(What you should do): The entries below should be output exactly as written.

(Supplied data):

start

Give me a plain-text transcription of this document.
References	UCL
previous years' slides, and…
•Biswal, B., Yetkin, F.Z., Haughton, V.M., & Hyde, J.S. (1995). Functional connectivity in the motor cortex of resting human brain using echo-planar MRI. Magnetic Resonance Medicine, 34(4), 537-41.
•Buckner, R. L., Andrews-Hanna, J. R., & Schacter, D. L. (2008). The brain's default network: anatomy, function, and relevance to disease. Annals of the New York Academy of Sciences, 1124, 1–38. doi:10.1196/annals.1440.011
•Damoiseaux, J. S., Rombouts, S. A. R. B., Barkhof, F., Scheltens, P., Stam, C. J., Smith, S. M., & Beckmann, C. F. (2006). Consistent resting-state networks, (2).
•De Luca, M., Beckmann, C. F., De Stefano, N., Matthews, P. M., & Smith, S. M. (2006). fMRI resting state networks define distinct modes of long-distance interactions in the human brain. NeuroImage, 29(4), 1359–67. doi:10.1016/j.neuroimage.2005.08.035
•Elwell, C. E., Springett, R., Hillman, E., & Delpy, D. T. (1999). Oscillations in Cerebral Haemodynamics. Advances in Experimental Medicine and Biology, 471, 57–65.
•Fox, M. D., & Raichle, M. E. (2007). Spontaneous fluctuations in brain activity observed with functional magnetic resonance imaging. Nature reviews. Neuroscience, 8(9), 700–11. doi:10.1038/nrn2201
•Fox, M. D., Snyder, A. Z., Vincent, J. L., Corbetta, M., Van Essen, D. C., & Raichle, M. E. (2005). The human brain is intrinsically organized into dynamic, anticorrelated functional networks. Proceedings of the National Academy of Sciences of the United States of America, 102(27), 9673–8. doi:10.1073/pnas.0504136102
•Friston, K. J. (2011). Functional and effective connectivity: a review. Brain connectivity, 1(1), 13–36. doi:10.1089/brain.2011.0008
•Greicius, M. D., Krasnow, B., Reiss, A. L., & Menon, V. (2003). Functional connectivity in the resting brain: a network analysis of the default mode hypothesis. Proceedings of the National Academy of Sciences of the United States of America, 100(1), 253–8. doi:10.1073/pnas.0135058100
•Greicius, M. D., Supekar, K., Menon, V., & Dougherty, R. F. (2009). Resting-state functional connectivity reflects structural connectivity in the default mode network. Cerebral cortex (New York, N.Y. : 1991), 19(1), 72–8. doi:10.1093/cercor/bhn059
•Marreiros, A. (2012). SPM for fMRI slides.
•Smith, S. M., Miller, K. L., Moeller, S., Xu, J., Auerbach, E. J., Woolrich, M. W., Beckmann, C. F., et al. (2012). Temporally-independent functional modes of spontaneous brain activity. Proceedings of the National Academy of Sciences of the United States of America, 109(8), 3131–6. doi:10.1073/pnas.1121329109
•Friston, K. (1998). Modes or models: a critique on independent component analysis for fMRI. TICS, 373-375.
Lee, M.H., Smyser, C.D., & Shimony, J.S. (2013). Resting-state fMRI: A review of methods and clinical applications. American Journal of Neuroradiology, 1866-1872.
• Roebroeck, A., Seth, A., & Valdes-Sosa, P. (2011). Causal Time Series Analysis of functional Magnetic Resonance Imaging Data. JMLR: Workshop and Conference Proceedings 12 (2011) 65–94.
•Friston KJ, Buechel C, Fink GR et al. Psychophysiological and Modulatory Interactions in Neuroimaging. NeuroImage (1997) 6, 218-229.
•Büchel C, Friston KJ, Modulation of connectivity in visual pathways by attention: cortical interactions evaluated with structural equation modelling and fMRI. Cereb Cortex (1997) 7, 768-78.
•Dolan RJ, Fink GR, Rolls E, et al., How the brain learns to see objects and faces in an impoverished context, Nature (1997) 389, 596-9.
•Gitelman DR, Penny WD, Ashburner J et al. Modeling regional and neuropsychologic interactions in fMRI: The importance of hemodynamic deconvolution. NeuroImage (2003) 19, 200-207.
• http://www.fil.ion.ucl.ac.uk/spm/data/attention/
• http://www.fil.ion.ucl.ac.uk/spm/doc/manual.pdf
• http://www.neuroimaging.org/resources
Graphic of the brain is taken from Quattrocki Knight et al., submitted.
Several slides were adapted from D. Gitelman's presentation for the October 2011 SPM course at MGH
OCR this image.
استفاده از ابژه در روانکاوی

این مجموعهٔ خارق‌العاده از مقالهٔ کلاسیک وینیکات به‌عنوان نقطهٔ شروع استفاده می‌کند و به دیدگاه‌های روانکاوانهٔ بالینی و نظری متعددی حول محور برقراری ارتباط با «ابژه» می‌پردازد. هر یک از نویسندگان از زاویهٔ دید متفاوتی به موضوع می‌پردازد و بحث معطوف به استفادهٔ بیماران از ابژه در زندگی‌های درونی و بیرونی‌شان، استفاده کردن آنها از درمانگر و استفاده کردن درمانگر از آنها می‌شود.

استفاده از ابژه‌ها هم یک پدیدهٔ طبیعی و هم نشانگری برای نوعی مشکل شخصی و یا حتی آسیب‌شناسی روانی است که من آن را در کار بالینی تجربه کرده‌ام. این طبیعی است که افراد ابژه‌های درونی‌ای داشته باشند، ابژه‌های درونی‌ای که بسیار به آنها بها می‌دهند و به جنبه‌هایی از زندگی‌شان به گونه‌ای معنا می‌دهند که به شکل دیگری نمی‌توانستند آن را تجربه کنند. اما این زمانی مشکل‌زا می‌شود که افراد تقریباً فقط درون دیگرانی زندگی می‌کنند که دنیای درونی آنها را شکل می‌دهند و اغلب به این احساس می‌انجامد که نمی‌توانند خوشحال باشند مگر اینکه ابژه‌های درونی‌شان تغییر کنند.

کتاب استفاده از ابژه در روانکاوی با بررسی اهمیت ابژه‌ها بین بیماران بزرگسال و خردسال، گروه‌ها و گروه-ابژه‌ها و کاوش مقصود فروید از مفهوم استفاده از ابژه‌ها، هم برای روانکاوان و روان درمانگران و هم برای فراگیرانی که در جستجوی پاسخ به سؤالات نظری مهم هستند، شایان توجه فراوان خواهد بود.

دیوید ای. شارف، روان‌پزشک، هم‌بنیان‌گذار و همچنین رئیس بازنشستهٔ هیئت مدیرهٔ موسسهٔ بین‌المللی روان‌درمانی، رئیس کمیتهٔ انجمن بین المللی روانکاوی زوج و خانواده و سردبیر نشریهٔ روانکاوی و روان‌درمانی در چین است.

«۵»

end

(Problem solution):
Give me a plain-text transcription of this document.
References	UCL
previous years' slides, and…
•Biswal, B., Yetkin, F.Z., Haughton, V.M., & Hyde, J.S. (1995). Functional connectivity in the motor cortex of resting human brain using echo-planar MRI. Magnetic Resonance Medicine, 34(4), 537-41.
•Buckner, R. L., Andrews-Hanna, J. R., & Schacter, D. L. (2008). The brain's default network: anatomy, function, and relevance to disease. Annals of the New York Academy of Sciences, 1124, 1–38. doi:10.1196/annals.1440.011
•Damoiseaux, J. S., Rombouts, S. A. R. B., Barkhof, F., Scheltens, P., Stam, C. J., Smith, S. M., & Beckmann, C. F. (2006). Consistent resting-state networks, (2).
•De Luca, M., Beckmann, C. F., De Stefano, N., Matthews, P. M., & Smith, S. M. (2006). fMRI resting state networks define distinct modes of long-distance interactions in the human brain. NeuroImage, 29(4), 1359–67. doi:10.1016/j.neuroimage.2005.08.035
•Elwell, C. E., Springett, R., Hillman, E., & Delpy, D. T. (1999). Oscillations in Cerebral Haemodynamics. Advances in Experimental Medicine and Biology, 471, 57–65.
•Fox, M. D., & Raichle, M. E. (2007). Spontaneous fluctuations in brain activity observed with functional magnetic resonance imaging. Nature reviews. Neuroscience, 8(9), 700–11. doi:10.1038/nrn2201
•Fox, M. D., Snyder, A. Z., Vincent, J. L., Corbetta, M., Van Essen, D. C., & Raichle, M. E. (2005). The human brain is intrinsically organized into dynamic, anticorrelated functional networks. Proceedings of the National Academy of Sciences of the United States of America, 102(27), 9673–8. doi:10.1073/pnas.0504136102
•Friston, K. J. (2011). Functional and effective connectivity: a review. Brain connectivity, 1(1), 13–36. doi:10.1089/brain.2011.0008
•Greicius, M. D., Krasnow, B., Reiss, A. L., & Menon, V. (2003). Functional connectivity in the resting brain: a network analysis of the default mode hypothesis. Proceedings of the National Academy of Sciences of the United States of America, 100(1), 253–8. doi:10.1073/pnas.0135058100
•Greicius, M. D., Supekar, K., Menon, V., & Dougherty, R. F. (2009). Resting-state functional connectivity reflects structural connectivity in the default mode network. Cerebral cortex (New York, N.Y. : 1991), 19(1), 72–8. doi:10.1093/cercor/bhn059
•Marreiros, A. (2012). SPM for fMRI slides.
•Smith, S. M., Miller, K. L., Moeller, S., Xu, J., Auerbach, E. J., Woolrich, M. W., Beckmann, C. F., et al. (2012). Temporally-independent functional modes of spontaneous brain activity. Proceedings of the National Academy of Sciences of the United States of America, 109(8), 3131–6. doi:10.1073/pnas.1121329109
•Friston, K. (1998). Modes or models: a critique on independent component analysis for fMRI. TICS, 373-375.
Lee, M.H., Smyser, C.D., & Shimony, J.S. (2013). Resting-state fMRI: A review of methods and clinical applications. American Journal of Neuroradiology, 1866-1872.
• Roebroeck, A., Seth, A., & Valdes-Sosa, P. (2011). Causal Time Series Analysis of functional Magnetic Resonance Imaging Data. JMLR: Workshop and Conference Proceedings 12 (2011) 65–94.
•Friston KJ, Buechel C, Fink GR et al. Psychophysiological and Modulatory Interactions in Neuroimaging. NeuroImage (1997) 6, 218-229.
•Büchel C, Friston KJ, Modulation of connectivity in visual pathways by attention: cortical interactions evaluated with structural equation modelling and fMRI. Cereb Cortex (1997) 7, 768-78.
•Dolan RJ, Fink GR, Rolls E, et al., How the brain learns to see objects and faces in an impoverished context, Nature (1997) 389, 596-9.
•Gitelman DR, Penny WD, Ashburner J et al. Modeling regional and neuropsychologic interactions in fMRI: The importance of hemodynamic deconvolution. NeuroImage (2003) 19, 200-207.
• http://www.fil.ion.ucl.ac.uk/spm/data/attention/
• http://www.fil.ion.ucl.ac.uk/spm/doc/manual.pdf
• http://www.neuroimaging.org/resources
Graphic of the brain is taken from Quattrocki Knight et al., submitted.
Several slides were adapted from D. Gitelman's presentation for the October 2011 SPM course at MGH
OCR this image.
استفاده از ابژه در روانکاوی

این مجموعهٔ خارق‌العاده از مقالهٔ کلاسیک وینیکات به‌عنوان نقطهٔ شروع استفاده می‌کند و به دیدگاه‌های روانکاوانهٔ بالینی و نظری متعددی حول محور برقراری ارتباط با «ابژه» می‌پردازد. هر یک از نویسندگان از زاویهٔ دید متفاوتی به موضوع می‌پردازد و بحث معطوف به استفادهٔ بیماران از ابژه در زندگی‌های درونی و بیرونی‌شان، استفاده کردن آنها از درمانگر و استفاده کردن درمانگر از آنها می‌شود.

استفاده از ابژه‌ها هم یک پدیدهٔ طبیعی و هم نشانگری برای نوعی مشکل شخصی و یا حتی آسیب‌شناسی روانی است که من آن را در کار بالینی تجربه کرده‌ام. این طبیعی است که افراد ابژه‌های درونی‌ای داشته باشند، ابژه‌های درونی‌ای که بسیار به آنها بها می‌دهند و به جنبه‌هایی از زندگی‌شان به گونه‌ای معنا می‌دهند که به شکل دیگری نمی‌توانستند آن را تجربه کنند. اما این زمانی مشکل‌زا می‌شود که افراد تقریباً فقط درون دیگرانی زندگی می‌کنند که دنیای درونی آنها را شکل می‌دهند و اغلب به این احساس می‌انجامد که نمی‌توانند خوشحال باشند مگر اینکه ابژه‌های درونی‌شان تغییر کنند.

کتاب استفاده از ابژه در روانکاوی با بررسی اهمیت ابژه‌ها بین بیماران بزرگسال و خردسال، گروه‌ها و گروه-ابژه‌ها و کاوش مقصود فروید از مفهوم استفاده از ابژه‌ها، هم برای روانکاوان و روان درمانگران و هم برای فراگیرانی که در جستجوی پاسخ به سؤالات نظری مهم هستند، شایان توجه فراوان خواهد بود.

دیوید ای. شارف، روان‌پزشک، هم‌بنیان‌گذار و همچنین رئیس بازنشستهٔ هیئت مدیرهٔ موسسهٔ بین‌المللی روان‌درمانی، رئیس کمیتهٔ انجمن بین المللی روانکاوی زوج و خانواده و سردبیر نشریهٔ روانکاوی و روان‌درمانی در چین است.

«۵»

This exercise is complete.